WHAT THE EXERCISE ASKS: Print the records below word for word, but leave out the pictures.

* Start RECORDS TO PROCESS *

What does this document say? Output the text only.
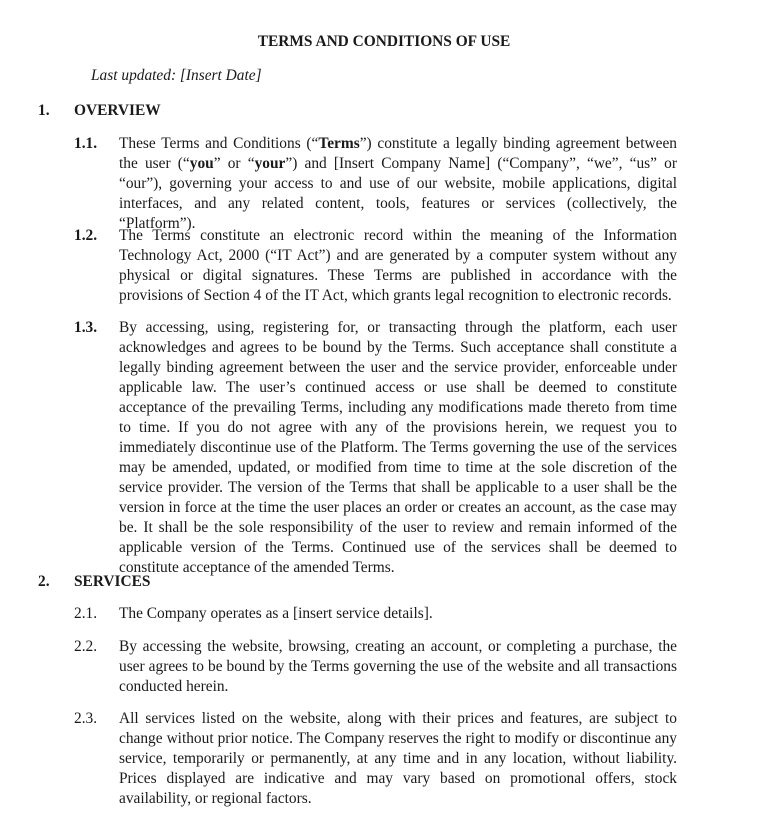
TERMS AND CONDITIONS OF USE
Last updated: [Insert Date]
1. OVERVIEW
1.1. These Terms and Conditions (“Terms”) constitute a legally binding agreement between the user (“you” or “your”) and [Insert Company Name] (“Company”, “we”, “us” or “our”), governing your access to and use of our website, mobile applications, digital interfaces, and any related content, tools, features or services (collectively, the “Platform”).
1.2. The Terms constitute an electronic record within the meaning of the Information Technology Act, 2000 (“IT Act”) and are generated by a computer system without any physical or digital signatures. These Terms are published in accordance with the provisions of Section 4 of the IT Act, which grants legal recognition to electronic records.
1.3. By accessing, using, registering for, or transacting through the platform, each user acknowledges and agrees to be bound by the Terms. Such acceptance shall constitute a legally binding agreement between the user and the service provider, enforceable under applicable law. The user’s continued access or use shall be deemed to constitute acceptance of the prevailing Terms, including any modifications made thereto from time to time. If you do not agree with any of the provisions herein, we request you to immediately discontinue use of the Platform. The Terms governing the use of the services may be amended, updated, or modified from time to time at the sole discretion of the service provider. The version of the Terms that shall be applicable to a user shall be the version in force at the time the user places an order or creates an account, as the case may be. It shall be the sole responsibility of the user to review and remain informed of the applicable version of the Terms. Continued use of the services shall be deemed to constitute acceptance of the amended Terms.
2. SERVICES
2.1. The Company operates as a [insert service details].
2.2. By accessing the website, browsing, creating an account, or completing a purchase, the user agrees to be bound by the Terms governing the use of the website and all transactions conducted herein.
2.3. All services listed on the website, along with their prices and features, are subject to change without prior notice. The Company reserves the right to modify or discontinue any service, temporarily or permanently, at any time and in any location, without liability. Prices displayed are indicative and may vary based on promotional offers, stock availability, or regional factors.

* End RECORDS TO PROCESS *

RESULT FOR THIS EXERCISE:
What does this document say? Output the text only.
TERMS AND CONDITIONS OF USE
Last updated: [Insert Date]
1. OVERVIEW
1.1. These Terms and Conditions (“Terms”) constitute a legally binding agreement between the user (“you” or “your”) and [Insert Company Name] (“Company”, “we”, “us” or “our”), governing your access to and use of our website, mobile applications, digital interfaces, and any related content, tools, features or services (collectively, the “Platform”).
1.2. The Terms constitute an electronic record within the meaning of the Information Technology Act, 2000 (“IT Act”) and are generated by a computer system without any physical or digital signatures. These Terms are published in accordance with the provisions of Section 4 of the IT Act, which grants legal recognition to electronic records.
1.3. By accessing, using, registering for, or transacting through the platform, each user acknowledges and agrees to be bound by the Terms. Such acceptance shall constitute a legally binding agreement between the user and the service provider, enforceable under applicable law. The user’s continued access or use shall be deemed to constitute acceptance of the prevailing Terms, including any modifications made thereto from time to time. If you do not agree with any of the provisions herein, we request you to immediately discontinue use of the Platform. The Terms governing the use of the services may be amended, updated, or modified from time to time at the sole discretion of the service provider. The version of the Terms that shall be applicable to a user shall be the version in force at the time the user places an order or creates an account, as the case may be. It shall be the sole responsibility of the user to review and remain informed of the applicable version of the Terms. Continued use of the services shall be deemed to constitute acceptance of the amended Terms.
2. SERVICES
2.1. The Company operates as a [insert service details].
2.2. By accessing the website, browsing, creating an account, or completing a purchase, the user agrees to be bound by the Terms governing the use of the website and all transactions conducted herein.
2.3. All services listed on the website, along with their prices and features, are subject to change without prior notice. The Company reserves the right to modify or discontinue any service, temporarily or permanently, at any time and in any location, without liability. Prices displayed are indicative and may vary based on promotional offers, stock availability, or regional factors.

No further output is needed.